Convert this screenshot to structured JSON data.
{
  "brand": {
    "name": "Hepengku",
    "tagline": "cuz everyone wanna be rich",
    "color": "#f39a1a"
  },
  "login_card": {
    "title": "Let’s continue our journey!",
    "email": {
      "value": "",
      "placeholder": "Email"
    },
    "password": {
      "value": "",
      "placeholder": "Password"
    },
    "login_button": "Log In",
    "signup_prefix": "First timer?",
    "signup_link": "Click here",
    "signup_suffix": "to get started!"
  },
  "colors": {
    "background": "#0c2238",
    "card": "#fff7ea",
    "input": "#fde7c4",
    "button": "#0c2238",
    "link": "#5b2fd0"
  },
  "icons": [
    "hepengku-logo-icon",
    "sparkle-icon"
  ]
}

## EXERCISE DESCRIPTION
Reproduce the material above exactly; please quote every line of it.

## ANSWER FOR THE TASK
Convert this screenshot to structured JSON data.
{
  "brand": {
    "name": "Hepengku",
    "tagline": "cuz everyone wanna be rich",
    "color": "#f39a1a"
  },
  "login_card": {
    "title": "Let’s continue our journey!",
    "email": {
      "value": "",
      "placeholder": "Email"
    },
    "password": {
      "value": "",
      "placeholder": "Password"
    },
    "login_button": "Log In",
    "signup_prefix": "First timer?",
    "signup_link": "Click here",
    "signup_suffix": "to get started!"
  },
  "colors": {
    "background": "#0c2238",
    "card": "#fff7ea",
    "input": "#fde7c4",
    "button": "#0c2238",
    "link": "#5b2fd0"
  },
  "icons": [
    "hepengku-logo-icon",
    "sparkle-icon"
  ]
}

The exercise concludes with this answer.